Whenever a line contains the string "ومحمد", copy it out of the entries.

* Start DATA PROVIDED *

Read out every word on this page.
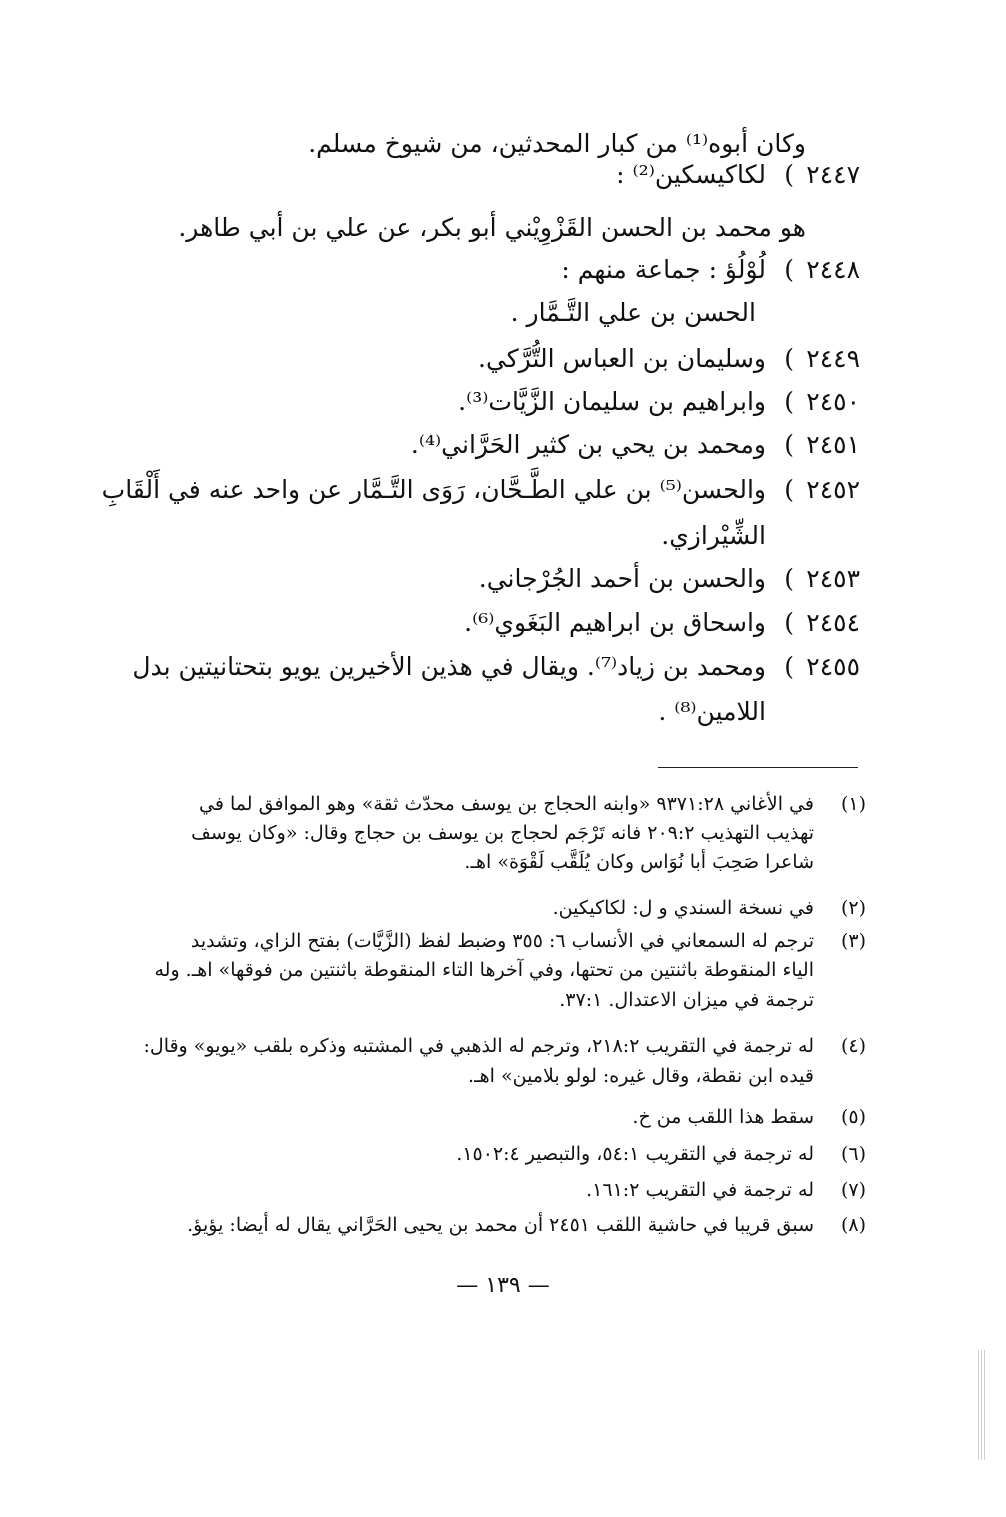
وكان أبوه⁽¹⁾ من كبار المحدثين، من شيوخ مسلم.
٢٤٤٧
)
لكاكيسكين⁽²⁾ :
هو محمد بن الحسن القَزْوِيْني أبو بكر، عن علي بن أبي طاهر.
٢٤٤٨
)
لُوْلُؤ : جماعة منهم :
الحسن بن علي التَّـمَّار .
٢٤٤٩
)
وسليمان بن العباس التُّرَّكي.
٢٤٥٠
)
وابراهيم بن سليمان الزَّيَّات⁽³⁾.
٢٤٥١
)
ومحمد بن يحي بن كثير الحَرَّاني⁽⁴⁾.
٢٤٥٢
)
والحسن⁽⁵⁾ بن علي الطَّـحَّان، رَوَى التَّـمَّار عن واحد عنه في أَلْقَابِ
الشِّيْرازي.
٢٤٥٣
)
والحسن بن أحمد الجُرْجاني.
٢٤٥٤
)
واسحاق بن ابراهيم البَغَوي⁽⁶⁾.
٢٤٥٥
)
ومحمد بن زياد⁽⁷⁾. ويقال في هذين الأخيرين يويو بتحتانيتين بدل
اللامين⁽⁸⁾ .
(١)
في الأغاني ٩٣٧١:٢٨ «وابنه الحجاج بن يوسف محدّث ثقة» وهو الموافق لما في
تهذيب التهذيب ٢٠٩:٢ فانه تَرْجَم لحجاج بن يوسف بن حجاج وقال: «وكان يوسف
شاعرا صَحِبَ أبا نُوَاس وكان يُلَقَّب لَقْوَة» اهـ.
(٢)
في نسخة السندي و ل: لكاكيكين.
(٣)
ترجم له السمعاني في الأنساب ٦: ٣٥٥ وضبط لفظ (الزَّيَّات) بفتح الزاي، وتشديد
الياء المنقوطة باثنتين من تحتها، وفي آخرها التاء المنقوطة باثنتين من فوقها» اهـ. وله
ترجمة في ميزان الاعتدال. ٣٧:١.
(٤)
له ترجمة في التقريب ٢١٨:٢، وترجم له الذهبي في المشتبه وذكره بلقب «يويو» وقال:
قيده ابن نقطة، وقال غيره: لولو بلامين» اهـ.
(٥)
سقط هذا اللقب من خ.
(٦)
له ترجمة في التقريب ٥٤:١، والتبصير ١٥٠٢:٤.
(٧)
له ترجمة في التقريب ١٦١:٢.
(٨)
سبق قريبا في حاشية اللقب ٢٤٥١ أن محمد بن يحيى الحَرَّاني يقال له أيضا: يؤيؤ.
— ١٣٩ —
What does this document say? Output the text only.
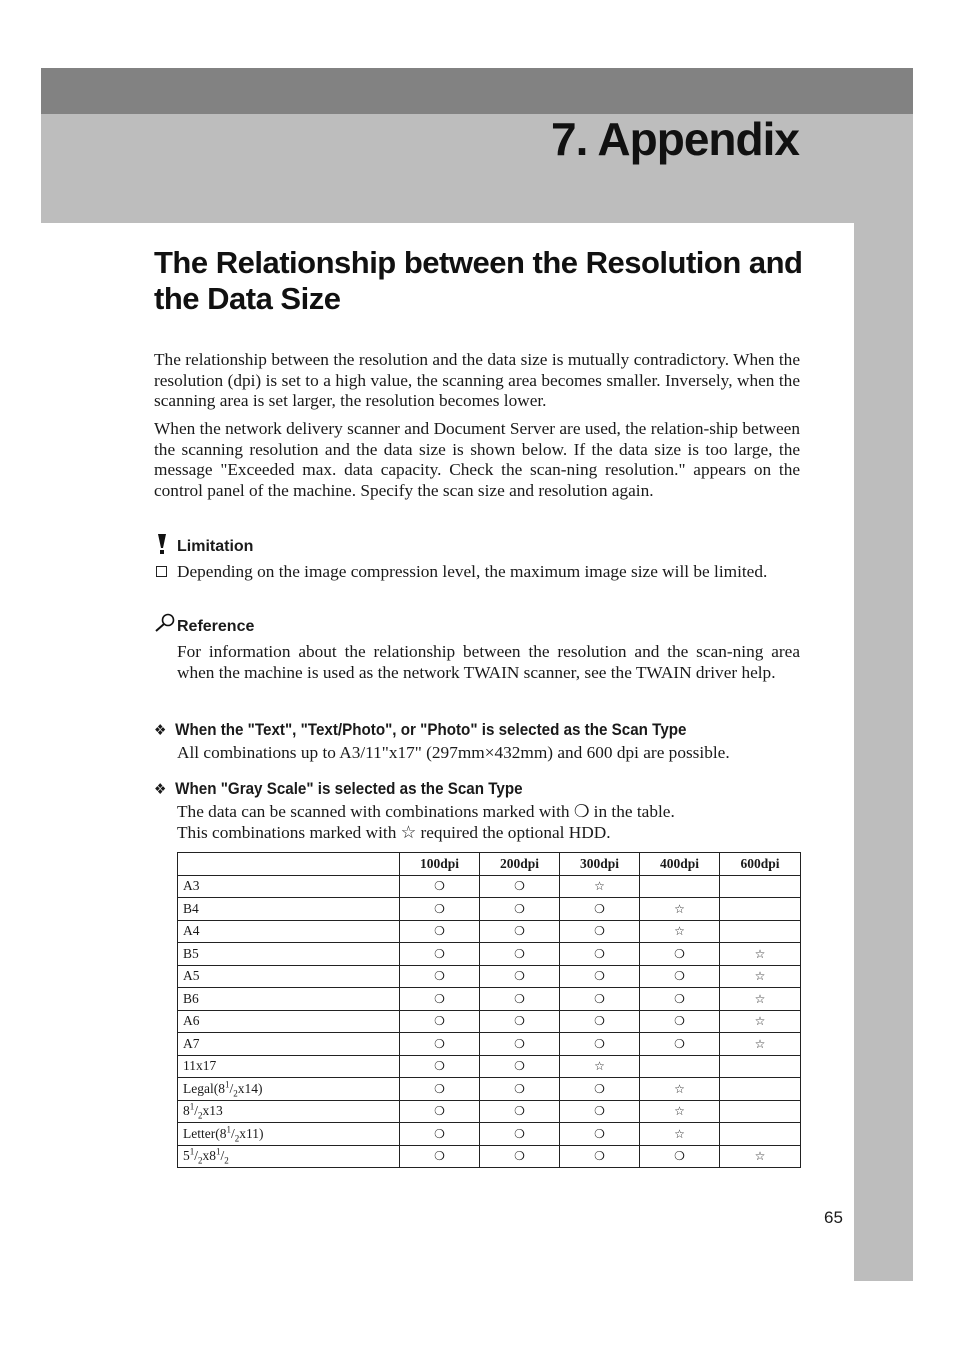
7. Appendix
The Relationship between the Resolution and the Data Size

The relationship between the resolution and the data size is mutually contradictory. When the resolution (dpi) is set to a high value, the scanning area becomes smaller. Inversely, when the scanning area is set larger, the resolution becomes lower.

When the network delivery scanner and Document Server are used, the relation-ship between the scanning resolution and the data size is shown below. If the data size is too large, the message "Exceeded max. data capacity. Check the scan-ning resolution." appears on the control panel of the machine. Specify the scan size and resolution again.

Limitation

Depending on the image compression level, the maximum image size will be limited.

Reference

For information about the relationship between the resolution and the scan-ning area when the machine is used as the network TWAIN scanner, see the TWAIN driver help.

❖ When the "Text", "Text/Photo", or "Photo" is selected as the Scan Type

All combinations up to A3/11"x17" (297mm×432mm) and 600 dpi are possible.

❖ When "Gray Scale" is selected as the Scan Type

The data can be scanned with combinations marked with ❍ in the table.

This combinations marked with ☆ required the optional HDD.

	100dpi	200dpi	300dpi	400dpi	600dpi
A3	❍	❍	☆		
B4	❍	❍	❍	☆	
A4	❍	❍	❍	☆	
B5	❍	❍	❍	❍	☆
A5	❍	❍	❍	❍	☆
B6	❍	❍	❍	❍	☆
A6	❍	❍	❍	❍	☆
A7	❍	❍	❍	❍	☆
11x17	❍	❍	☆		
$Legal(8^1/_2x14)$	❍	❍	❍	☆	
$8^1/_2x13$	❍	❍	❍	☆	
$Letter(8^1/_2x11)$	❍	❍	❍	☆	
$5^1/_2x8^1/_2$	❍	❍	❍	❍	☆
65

* End DATA PROVIDED *

EXERCISE RESPONSE
ومحمد بن يحي بن كثير الحَرَّاني⁽⁴⁾.
ومحمد بن زياد⁽⁷⁾. ويقال في هذين الأخيرين يويو بتحتانيتين بدل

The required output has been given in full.